**MATERIAL FOR THIS TASK**

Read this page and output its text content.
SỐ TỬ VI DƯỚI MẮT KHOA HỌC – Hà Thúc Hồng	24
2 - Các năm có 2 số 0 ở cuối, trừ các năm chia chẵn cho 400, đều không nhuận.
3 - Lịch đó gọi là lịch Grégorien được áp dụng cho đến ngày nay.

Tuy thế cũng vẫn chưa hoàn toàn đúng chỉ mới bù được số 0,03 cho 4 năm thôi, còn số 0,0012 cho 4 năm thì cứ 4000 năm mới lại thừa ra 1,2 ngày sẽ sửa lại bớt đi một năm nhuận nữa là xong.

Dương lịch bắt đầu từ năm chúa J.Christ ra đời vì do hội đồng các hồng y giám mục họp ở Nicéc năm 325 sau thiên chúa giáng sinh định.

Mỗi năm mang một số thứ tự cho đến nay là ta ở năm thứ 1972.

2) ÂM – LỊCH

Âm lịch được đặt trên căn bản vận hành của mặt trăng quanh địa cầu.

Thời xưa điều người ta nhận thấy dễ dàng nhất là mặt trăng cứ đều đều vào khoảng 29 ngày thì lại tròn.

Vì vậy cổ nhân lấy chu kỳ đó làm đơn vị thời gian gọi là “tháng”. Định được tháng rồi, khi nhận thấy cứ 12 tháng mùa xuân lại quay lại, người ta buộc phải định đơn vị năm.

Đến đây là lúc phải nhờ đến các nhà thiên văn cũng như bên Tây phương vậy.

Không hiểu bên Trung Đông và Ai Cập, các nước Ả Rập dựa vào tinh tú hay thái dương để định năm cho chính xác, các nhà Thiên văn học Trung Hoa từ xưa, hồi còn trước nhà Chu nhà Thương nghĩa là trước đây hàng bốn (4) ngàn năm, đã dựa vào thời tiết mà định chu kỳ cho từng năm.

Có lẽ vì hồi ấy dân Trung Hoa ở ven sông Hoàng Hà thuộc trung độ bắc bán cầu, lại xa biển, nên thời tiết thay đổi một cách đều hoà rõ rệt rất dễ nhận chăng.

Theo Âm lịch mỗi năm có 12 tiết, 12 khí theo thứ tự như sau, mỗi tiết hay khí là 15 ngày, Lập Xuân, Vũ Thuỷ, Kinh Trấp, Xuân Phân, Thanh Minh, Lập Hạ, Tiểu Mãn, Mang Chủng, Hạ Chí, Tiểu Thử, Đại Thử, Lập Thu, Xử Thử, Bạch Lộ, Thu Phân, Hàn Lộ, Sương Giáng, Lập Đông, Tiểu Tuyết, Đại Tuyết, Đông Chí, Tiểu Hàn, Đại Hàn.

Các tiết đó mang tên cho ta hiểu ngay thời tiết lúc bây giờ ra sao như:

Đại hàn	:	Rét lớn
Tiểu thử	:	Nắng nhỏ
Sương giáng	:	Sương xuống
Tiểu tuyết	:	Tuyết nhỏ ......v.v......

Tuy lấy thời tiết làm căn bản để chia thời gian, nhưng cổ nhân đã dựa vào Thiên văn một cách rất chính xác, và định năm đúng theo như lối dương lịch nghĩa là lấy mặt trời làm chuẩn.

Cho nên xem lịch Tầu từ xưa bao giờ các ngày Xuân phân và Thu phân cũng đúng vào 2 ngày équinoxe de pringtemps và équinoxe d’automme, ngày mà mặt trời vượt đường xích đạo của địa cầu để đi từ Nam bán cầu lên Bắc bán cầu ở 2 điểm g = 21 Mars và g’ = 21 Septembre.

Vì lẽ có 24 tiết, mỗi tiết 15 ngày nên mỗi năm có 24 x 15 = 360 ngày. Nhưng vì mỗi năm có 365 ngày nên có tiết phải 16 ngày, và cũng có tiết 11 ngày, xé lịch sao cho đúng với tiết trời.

**EXERCISE GOAL**
Write every entry out again exactly.

**RESPONSE BELOW**
Read this page and output its text content.
SỐ TỬ VI DƯỚI MẮT KHOA HỌC – Hà Thúc Hồng	24
2 - Các năm có 2 số 0 ở cuối, trừ các năm chia chẵn cho 400, đều không nhuận.
3 - Lịch đó gọi là lịch Grégorien được áp dụng cho đến ngày nay.

Tuy thế cũng vẫn chưa hoàn toàn đúng chỉ mới bù được số 0,03 cho 4 năm thôi, còn số 0,0012 cho 4 năm thì cứ 4000 năm mới lại thừa ra 1,2 ngày sẽ sửa lại bớt đi một năm nhuận nữa là xong.

Dương lịch bắt đầu từ năm chúa J.Christ ra đời vì do hội đồng các hồng y giám mục họp ở Nicéc năm 325 sau thiên chúa giáng sinh định.

Mỗi năm mang một số thứ tự cho đến nay là ta ở năm thứ 1972.

2) ÂM – LỊCH

Âm lịch được đặt trên căn bản vận hành của mặt trăng quanh địa cầu.

Thời xưa điều người ta nhận thấy dễ dàng nhất là mặt trăng cứ đều đều vào khoảng 29 ngày thì lại tròn.

Vì vậy cổ nhân lấy chu kỳ đó làm đơn vị thời gian gọi là “tháng”. Định được tháng rồi, khi nhận thấy cứ 12 tháng mùa xuân lại quay lại, người ta buộc phải định đơn vị năm.

Đến đây là lúc phải nhờ đến các nhà thiên văn cũng như bên Tây phương vậy.

Không hiểu bên Trung Đông và Ai Cập, các nước Ả Rập dựa vào tinh tú hay thái dương để định năm cho chính xác, các nhà Thiên văn học Trung Hoa từ xưa, hồi còn trước nhà Chu nhà Thương nghĩa là trước đây hàng bốn (4) ngàn năm, đã dựa vào thời tiết mà định chu kỳ cho từng năm.

Có lẽ vì hồi ấy dân Trung Hoa ở ven sông Hoàng Hà thuộc trung độ bắc bán cầu, lại xa biển, nên thời tiết thay đổi một cách đều hoà rõ rệt rất dễ nhận chăng.

Theo Âm lịch mỗi năm có 12 tiết, 12 khí theo thứ tự như sau, mỗi tiết hay khí là 15 ngày, Lập Xuân, Vũ Thuỷ, Kinh Trấp, Xuân Phân, Thanh Minh, Lập Hạ, Tiểu Mãn, Mang Chủng, Hạ Chí, Tiểu Thử, Đại Thử, Lập Thu, Xử Thử, Bạch Lộ, Thu Phân, Hàn Lộ, Sương Giáng, Lập Đông, Tiểu Tuyết, Đại Tuyết, Đông Chí, Tiểu Hàn, Đại Hàn.

Các tiết đó mang tên cho ta hiểu ngay thời tiết lúc bây giờ ra sao như:

Đại hàn	:	Rét lớn
Tiểu thử	:	Nắng nhỏ
Sương giáng	:	Sương xuống
Tiểu tuyết	:	Tuyết nhỏ ......v.v......

Tuy lấy thời tiết làm căn bản để chia thời gian, nhưng cổ nhân đã dựa vào Thiên văn một cách rất chính xác, và định năm đúng theo như lối dương lịch nghĩa là lấy mặt trời làm chuẩn.

Cho nên xem lịch Tầu từ xưa bao giờ các ngày Xuân phân và Thu phân cũng đúng vào 2 ngày équinoxe de pringtemps và équinoxe d’automme, ngày mà mặt trời vượt đường xích đạo của địa cầu để đi từ Nam bán cầu lên Bắc bán cầu ở 2 điểm g = 21 Mars và g’ = 21 Septembre.

Vì lẽ có 24 tiết, mỗi tiết 15 ngày nên mỗi năm có 24 x 15 = 360 ngày. Nhưng vì mỗi năm có 365 ngày nên có tiết phải 16 ngày, và cũng có tiết 11 ngày, xé lịch sao cho đúng với tiết trời.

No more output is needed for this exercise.